- _Data lines_:
• • •

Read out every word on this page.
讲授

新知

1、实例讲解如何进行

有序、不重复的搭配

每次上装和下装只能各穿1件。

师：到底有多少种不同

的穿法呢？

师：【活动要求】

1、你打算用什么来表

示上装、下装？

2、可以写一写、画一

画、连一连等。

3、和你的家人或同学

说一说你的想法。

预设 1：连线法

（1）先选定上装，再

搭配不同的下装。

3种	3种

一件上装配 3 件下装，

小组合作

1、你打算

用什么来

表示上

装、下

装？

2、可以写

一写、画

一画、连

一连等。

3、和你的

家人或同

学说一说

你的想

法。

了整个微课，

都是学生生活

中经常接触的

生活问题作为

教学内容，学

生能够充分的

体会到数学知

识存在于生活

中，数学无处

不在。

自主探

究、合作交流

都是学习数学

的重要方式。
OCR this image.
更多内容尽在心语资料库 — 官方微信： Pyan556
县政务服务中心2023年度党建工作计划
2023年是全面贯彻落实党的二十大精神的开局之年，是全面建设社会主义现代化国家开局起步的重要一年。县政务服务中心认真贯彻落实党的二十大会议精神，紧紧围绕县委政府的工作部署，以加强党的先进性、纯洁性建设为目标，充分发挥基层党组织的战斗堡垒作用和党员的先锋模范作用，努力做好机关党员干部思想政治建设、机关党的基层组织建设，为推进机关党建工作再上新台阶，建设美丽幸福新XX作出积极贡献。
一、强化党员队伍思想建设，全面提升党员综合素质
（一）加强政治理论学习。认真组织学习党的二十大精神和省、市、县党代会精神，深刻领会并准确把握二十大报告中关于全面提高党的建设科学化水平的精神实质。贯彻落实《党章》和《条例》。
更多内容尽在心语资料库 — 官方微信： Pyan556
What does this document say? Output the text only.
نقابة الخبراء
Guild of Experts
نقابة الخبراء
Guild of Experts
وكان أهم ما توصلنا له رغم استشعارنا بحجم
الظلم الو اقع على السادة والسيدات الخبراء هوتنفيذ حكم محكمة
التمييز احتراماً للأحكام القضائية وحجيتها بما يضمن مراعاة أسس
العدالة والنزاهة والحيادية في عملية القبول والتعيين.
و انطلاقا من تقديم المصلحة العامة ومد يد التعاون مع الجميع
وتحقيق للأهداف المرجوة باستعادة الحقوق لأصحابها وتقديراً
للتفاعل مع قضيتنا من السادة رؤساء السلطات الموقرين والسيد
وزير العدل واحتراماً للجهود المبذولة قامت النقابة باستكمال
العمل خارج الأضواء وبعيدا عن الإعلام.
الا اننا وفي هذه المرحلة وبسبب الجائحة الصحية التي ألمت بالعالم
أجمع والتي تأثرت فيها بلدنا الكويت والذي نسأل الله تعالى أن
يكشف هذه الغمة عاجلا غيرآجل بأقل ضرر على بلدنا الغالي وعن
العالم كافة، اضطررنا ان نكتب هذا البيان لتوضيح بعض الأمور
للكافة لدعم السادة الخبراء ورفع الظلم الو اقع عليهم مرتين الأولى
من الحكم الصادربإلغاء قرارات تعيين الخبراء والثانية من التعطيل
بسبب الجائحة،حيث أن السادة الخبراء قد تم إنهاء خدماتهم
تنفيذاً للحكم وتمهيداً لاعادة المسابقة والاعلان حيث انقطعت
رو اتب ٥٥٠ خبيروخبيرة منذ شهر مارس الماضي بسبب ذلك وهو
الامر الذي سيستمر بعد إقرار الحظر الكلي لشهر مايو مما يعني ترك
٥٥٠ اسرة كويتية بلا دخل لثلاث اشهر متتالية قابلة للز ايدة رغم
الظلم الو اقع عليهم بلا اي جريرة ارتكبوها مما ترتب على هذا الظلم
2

• • •

- _Task to complete_:
Take the data above and return it exactly.

- _Result for this exercise_:
Read out every word on this page.
讲授

新知

1、实例讲解如何进行

有序、不重复的搭配

每次上装和下装只能各穿1件。

师：到底有多少种不同

的穿法呢？

师：【活动要求】

1、你打算用什么来表

示上装、下装？

2、可以写一写、画一

画、连一连等。

3、和你的家人或同学

说一说你的想法。

预设 1：连线法

（1）先选定上装，再

搭配不同的下装。

3种	3种

一件上装配 3 件下装，

小组合作

1、你打算

用什么来

表示上

装、下

装？

2、可以写

一写、画

一画、连

一连等。

3、和你的

家人或同

学说一说

你的想

法。

了整个微课，

都是学生生活

中经常接触的

生活问题作为

教学内容，学

生能够充分的

体会到数学知

识存在于生活

中，数学无处

不在。

自主探

究、合作交流

都是学习数学

的重要方式。
OCR this image.
更多内容尽在心语资料库 — 官方微信： Pyan556
县政务服务中心2023年度党建工作计划
2023年是全面贯彻落实党的二十大精神的开局之年，是全面建设社会主义现代化国家开局起步的重要一年。县政务服务中心认真贯彻落实党的二十大会议精神，紧紧围绕县委政府的工作部署，以加强党的先进性、纯洁性建设为目标，充分发挥基层党组织的战斗堡垒作用和党员的先锋模范作用，努力做好机关党员干部思想政治建设、机关党的基层组织建设，为推进机关党建工作再上新台阶，建设美丽幸福新XX作出积极贡献。
一、强化党员队伍思想建设，全面提升党员综合素质
（一）加强政治理论学习。认真组织学习党的二十大精神和省、市、县党代会精神，深刻领会并准确把握二十大报告中关于全面提高党的建设科学化水平的精神实质。贯彻落实《党章》和《条例》。
更多内容尽在心语资料库 — 官方微信： Pyan556
What does this document say? Output the text only.
نقابة الخبراء
Guild of Experts
نقابة الخبراء
Guild of Experts
وكان أهم ما توصلنا له رغم استشعارنا بحجم
الظلم الو اقع على السادة والسيدات الخبراء هوتنفيذ حكم محكمة
التمييز احتراماً للأحكام القضائية وحجيتها بما يضمن مراعاة أسس
العدالة والنزاهة والحيادية في عملية القبول والتعيين.
و انطلاقا من تقديم المصلحة العامة ومد يد التعاون مع الجميع
وتحقيق للأهداف المرجوة باستعادة الحقوق لأصحابها وتقديراً
للتفاعل مع قضيتنا من السادة رؤساء السلطات الموقرين والسيد
وزير العدل واحتراماً للجهود المبذولة قامت النقابة باستكمال
العمل خارج الأضواء وبعيدا عن الإعلام.
الا اننا وفي هذه المرحلة وبسبب الجائحة الصحية التي ألمت بالعالم
أجمع والتي تأثرت فيها بلدنا الكويت والذي نسأل الله تعالى أن
يكشف هذه الغمة عاجلا غيرآجل بأقل ضرر على بلدنا الغالي وعن
العالم كافة، اضطررنا ان نكتب هذا البيان لتوضيح بعض الأمور
للكافة لدعم السادة الخبراء ورفع الظلم الو اقع عليهم مرتين الأولى
من الحكم الصادربإلغاء قرارات تعيين الخبراء والثانية من التعطيل
بسبب الجائحة،حيث أن السادة الخبراء قد تم إنهاء خدماتهم
تنفيذاً للحكم وتمهيداً لاعادة المسابقة والاعلان حيث انقطعت
رو اتب ٥٥٠ خبيروخبيرة منذ شهر مارس الماضي بسبب ذلك وهو
الامر الذي سيستمر بعد إقرار الحظر الكلي لشهر مايو مما يعني ترك
٥٥٠ اسرة كويتية بلا دخل لثلاث اشهر متتالية قابلة للز ايدة رغم
الظلم الو اقع عليهم بلا اي جريرة ارتكبوها مما ترتب على هذا الظلم
2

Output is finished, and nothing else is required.